PROBLEM REQUIREMENTS
Identify all lines in the data containing the string "shadow". Copy them out.

Data items:
■ ■ ■ ■ ■
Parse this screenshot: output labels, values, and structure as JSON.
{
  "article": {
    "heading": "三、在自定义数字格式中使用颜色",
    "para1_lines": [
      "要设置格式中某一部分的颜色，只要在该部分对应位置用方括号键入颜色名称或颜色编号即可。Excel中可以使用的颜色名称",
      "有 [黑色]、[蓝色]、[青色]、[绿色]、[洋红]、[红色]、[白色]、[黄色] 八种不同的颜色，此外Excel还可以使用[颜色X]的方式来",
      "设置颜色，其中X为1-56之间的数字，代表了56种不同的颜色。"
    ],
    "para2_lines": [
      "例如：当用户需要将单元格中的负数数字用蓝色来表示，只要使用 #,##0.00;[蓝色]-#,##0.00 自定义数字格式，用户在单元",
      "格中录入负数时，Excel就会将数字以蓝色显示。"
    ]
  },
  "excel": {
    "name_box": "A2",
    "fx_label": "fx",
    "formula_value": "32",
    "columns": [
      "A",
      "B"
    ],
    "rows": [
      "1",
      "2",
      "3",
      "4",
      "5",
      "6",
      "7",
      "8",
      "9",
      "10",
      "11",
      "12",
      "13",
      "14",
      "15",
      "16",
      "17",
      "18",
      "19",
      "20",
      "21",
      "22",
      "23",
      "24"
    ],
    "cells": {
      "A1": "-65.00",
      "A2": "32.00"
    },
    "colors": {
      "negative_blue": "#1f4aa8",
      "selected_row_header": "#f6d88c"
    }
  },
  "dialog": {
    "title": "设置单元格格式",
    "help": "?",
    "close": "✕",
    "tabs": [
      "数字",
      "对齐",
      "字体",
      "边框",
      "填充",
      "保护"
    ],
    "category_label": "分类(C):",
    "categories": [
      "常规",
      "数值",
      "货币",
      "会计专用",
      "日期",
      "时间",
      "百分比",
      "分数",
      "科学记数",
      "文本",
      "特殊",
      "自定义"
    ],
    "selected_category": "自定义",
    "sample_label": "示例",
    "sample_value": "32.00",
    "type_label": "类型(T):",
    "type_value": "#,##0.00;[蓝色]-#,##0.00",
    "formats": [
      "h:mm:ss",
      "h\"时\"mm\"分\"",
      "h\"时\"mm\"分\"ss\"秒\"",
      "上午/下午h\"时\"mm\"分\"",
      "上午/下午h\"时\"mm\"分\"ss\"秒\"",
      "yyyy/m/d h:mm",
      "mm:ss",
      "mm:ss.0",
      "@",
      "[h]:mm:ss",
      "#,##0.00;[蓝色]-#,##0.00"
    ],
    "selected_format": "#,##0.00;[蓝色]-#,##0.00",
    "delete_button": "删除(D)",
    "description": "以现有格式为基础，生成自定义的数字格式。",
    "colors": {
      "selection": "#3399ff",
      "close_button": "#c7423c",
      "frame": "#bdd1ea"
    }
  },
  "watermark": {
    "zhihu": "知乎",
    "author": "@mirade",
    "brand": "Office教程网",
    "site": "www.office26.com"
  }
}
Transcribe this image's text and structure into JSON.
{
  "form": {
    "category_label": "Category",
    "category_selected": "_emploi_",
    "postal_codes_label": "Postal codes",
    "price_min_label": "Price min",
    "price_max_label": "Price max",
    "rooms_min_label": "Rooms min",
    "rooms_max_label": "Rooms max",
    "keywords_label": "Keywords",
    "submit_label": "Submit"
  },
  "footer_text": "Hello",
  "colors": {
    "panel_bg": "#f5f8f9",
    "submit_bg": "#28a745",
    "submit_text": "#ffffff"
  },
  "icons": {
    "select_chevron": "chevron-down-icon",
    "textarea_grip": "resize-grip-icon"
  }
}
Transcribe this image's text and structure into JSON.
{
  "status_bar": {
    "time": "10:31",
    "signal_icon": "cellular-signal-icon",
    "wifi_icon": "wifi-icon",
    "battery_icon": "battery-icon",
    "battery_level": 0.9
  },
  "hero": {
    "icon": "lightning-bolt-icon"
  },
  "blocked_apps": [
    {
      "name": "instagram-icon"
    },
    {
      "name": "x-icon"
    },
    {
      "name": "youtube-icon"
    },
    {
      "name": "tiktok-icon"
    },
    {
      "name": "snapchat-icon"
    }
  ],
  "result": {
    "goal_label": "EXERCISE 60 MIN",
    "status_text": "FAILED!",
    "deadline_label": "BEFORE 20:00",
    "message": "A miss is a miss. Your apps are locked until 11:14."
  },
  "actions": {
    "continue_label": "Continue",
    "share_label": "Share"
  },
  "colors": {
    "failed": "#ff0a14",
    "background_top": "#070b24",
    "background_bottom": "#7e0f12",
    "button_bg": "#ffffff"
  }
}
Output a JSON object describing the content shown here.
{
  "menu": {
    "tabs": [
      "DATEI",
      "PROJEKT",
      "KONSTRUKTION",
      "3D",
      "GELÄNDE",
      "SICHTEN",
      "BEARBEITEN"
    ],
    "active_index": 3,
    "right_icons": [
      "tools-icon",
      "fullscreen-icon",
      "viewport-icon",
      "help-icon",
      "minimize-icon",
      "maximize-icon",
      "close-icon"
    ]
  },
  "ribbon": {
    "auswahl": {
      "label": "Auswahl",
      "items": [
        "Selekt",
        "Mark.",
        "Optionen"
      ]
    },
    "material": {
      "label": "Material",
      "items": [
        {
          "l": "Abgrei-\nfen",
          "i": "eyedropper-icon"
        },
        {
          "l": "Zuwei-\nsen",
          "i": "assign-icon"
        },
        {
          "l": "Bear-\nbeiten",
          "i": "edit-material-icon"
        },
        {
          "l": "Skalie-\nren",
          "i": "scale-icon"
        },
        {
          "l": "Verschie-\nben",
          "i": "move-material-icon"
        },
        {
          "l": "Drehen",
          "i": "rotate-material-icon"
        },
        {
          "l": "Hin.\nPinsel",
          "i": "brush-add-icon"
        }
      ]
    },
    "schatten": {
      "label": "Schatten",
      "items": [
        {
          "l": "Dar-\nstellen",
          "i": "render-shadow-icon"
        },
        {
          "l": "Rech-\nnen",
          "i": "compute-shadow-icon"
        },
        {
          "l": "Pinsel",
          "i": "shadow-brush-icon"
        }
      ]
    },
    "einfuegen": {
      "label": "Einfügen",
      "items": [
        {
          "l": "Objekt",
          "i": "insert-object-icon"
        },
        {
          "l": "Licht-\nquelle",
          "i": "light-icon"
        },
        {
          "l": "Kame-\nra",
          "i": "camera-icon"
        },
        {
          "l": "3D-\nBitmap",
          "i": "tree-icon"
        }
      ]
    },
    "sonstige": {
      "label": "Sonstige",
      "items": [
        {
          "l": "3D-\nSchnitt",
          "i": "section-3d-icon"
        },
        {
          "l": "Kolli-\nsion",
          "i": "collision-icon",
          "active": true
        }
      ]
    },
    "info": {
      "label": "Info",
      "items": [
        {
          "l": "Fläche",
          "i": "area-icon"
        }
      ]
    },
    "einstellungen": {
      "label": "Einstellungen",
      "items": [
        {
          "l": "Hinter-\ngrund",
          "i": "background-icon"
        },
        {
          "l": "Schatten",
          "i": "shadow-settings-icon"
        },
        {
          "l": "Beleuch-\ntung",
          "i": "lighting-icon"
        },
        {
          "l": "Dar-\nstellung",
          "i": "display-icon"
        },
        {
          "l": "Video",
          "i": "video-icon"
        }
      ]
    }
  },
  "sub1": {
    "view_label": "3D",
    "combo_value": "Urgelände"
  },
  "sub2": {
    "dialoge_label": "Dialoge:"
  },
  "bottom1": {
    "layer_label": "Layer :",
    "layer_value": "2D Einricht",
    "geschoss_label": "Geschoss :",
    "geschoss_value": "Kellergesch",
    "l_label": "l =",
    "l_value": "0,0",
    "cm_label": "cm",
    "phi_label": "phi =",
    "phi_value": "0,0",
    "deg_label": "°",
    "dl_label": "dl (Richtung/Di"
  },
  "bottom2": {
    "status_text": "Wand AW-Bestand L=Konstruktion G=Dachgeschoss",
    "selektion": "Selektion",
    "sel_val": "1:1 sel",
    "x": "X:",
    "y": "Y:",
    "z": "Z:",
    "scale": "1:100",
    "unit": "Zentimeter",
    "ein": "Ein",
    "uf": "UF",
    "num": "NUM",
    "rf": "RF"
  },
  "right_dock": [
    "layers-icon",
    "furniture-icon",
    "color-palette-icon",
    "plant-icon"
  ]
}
■ ■ ■ ■ ■
FULL OUTPUT
          "i": "render-shadow-icon"
          "i": "compute-shadow-icon"
          "i": "shadow-brush-icon"
          "i": "shadow-settings-icon"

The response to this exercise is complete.